• [STATED TASK] Provide an exact copy of the data, excluding the images.

• [LISTING]
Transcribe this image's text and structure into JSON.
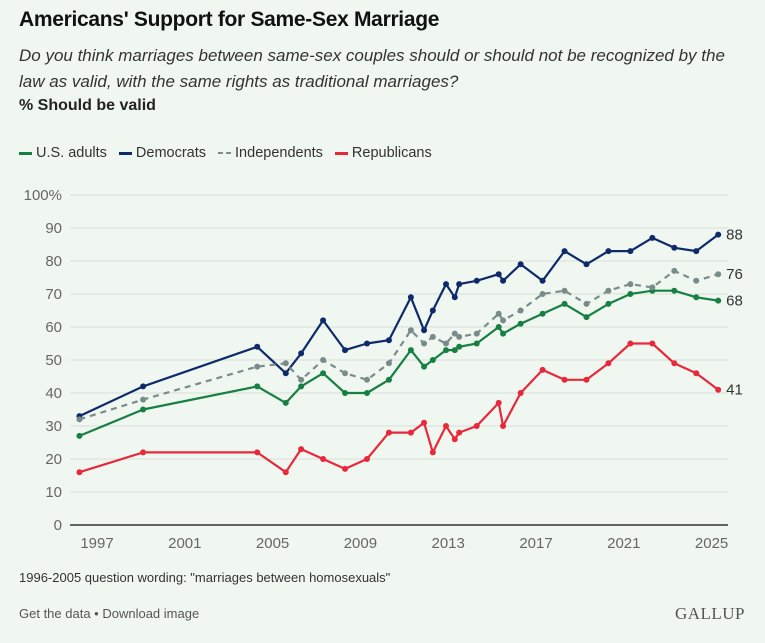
{
  "header": {
    "title": "Americans' Support for Same-Sex Marriage",
    "subtitle": "Do you think marriages between same-sex couples should or should not be recognized by the law as valid, with the same rights as traditional marriages?",
    "unit": "% Should be valid"
  },
  "footer": {
    "note": "1996-2005 question wording: \"marriages between homosexuals\"",
    "get_data": "Get the data",
    "separator": " • ",
    "download": "Download image",
    "logo": "GALLUP"
  },
  "chart_data": {
    "type": "line",
    "title": "Americans' Support for Same-Sex Marriage",
    "ylabel": "% Should be valid",
    "xlabel": "",
    "ylim": [
      0,
      100
    ],
    "xlim": [
      1995.5,
      2025.7
    ],
    "yticks": [
      0,
      10,
      20,
      30,
      40,
      50,
      60,
      70,
      80,
      90,
      100
    ],
    "ytick_labels": [
      "0",
      "10",
      "20",
      "30",
      "40",
      "50",
      "60",
      "70",
      "80",
      "90",
      "100%"
    ],
    "xticks": [
      1997,
      2001,
      2005,
      2009,
      2013,
      2017,
      2021,
      2025
    ],
    "xtick_labels": [
      "1997",
      "2001",
      "2005",
      "2009",
      "2013",
      "2017",
      "2021",
      "2025"
    ],
    "grid": true,
    "legend_position": "top-left",
    "x": [
      1996.2,
      1999.1,
      2004.3,
      2005.6,
      2006.3,
      2007.3,
      2008.3,
      2009.3,
      2010.3,
      2011.3,
      2011.9,
      2012.3,
      2012.9,
      2013.3,
      2013.5,
      2014.3,
      2015.3,
      2015.5,
      2016.3,
      2017.3,
      2018.3,
      2019.3,
      2020.3,
      2021.3,
      2022.3,
      2023.3,
      2024.3,
      2025.3
    ],
    "series": [
      {
        "name": "U.S. adults",
        "color": "#168043",
        "dashed": false,
        "end_label": "68",
        "values": [
          27,
          35,
          42,
          37,
          42,
          46,
          40,
          40,
          44,
          53,
          48,
          50,
          53,
          53,
          54,
          55,
          60,
          58,
          61,
          64,
          67,
          63,
          67,
          70,
          71,
          71,
          69,
          68
        ]
      },
      {
        "name": "Democrats",
        "color": "#0e2a6b",
        "dashed": false,
        "end_label": "88",
        "values": [
          33,
          42,
          54,
          46,
          52,
          62,
          53,
          55,
          56,
          69,
          59,
          65,
          73,
          69,
          73,
          74,
          76,
          74,
          79,
          74,
          83,
          79,
          83,
          83,
          87,
          84,
          83,
          88
        ]
      },
      {
        "name": "Independents",
        "color": "#7a8c8a",
        "dashed": true,
        "end_label": "76",
        "values": [
          32,
          38,
          48,
          49,
          44,
          50,
          46,
          44,
          49,
          59,
          55,
          57,
          55,
          58,
          57,
          58,
          64,
          62,
          65,
          70,
          71,
          67,
          71,
          73,
          72,
          77,
          74,
          76
        ]
      },
      {
        "name": "Republicans",
        "color": "#e8283b",
        "dashed": false,
        "end_label": "41",
        "values": [
          16,
          22,
          22,
          16,
          23,
          20,
          17,
          20,
          28,
          28,
          31,
          22,
          30,
          26,
          28,
          30,
          37,
          30,
          40,
          47,
          44,
          44,
          49,
          55,
          55,
          49,
          46,
          41
        ]
      }
    ]
  }
}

• [ANSWER TO THE EXERCISE]
Transcribe this image's text and structure into JSON.
{
  "header": {
    "title": "Americans' Support for Same-Sex Marriage",
    "subtitle": "Do you think marriages between same-sex couples should or should not be recognized by the law as valid, with the same rights as traditional marriages?",
    "unit": "% Should be valid"
  },
  "footer": {
    "note": "1996-2005 question wording: \"marriages between homosexuals\"",
    "get_data": "Get the data",
    "separator": " • ",
    "download": "Download image",
    "logo": "GALLUP"
  },
  "chart_data": {
    "type": "line",
    "title": "Americans' Support for Same-Sex Marriage",
    "ylabel": "% Should be valid",
    "xlabel": "",
    "ylim": [
      0,
      100
    ],
    "xlim": [
      1995.5,
      2025.7
    ],
    "yticks": [
      0,
      10,
      20,
      30,
      40,
      50,
      60,
      70,
      80,
      90,
      100
    ],
    "ytick_labels": [
      "0",
      "10",
      "20",
      "30",
      "40",
      "50",
      "60",
      "70",
      "80",
      "90",
      "100%"
    ],
    "xticks": [
      1997,
      2001,
      2005,
      2009,
      2013,
      2017,
      2021,
      2025
    ],
    "xtick_labels": [
      "1997",
      "2001",
      "2005",
      "2009",
      "2013",
      "2017",
      "2021",
      "2025"
    ],
    "grid": true,
    "legend_position": "top-left",
    "x": [
      1996.2,
      1999.1,
      2004.3,
      2005.6,
      2006.3,
      2007.3,
      2008.3,
      2009.3,
      2010.3,
      2011.3,
      2011.9,
      2012.3,
      2012.9,
      2013.3,
      2013.5,
      2014.3,
      2015.3,
      2015.5,
      2016.3,
      2017.3,
      2018.3,
      2019.3,
      2020.3,
      2021.3,
      2022.3,
      2023.3,
      2024.3,
      2025.3
    ],
    "series": [
      {
        "name": "U.S. adults",
        "color": "#168043",
        "dashed": false,
        "end_label": "68",
        "values": [
          27,
          35,
          42,
          37,
          42,
          46,
          40,
          40,
          44,
          53,
          48,
          50,
          53,
          53,
          54,
          55,
          60,
          58,
          61,
          64,
          67,
          63,
          67,
          70,
          71,
          71,
          69,
          68
        ]
      },
      {
        "name": "Democrats",
        "color": "#0e2a6b",
        "dashed": false,
        "end_label": "88",
        "values": [
          33,
          42,
          54,
          46,
          52,
          62,
          53,
          55,
          56,
          69,
          59,
          65,
          73,
          69,
          73,
          74,
          76,
          74,
          79,
          74,
          83,
          79,
          83,
          83,
          87,
          84,
          83,
          88
        ]
      },
      {
        "name": "Independents",
        "color": "#7a8c8a",
        "dashed": true,
        "end_label": "76",
        "values": [
          32,
          38,
          48,
          49,
          44,
          50,
          46,
          44,
          49,
          59,
          55,
          57,
          55,
          58,
          57,
          58,
          64,
          62,
          65,
          70,
          71,
          67,
          71,
          73,
          72,
          77,
          74,
          76
        ]
      },
      {
        "name": "Republicans",
        "color": "#e8283b",
        "dashed": false,
        "end_label": "41",
        "values": [
          16,
          22,
          22,
          16,
          23,
          20,
          17,
          20,
          28,
          28,
          31,
          22,
          30,
          26,
          28,
          30,
          37,
          30,
          40,
          47,
          44,
          44,
          49,
          55,
          55,
          49,
          46,
          41
        ]
      }
    ]
  }
}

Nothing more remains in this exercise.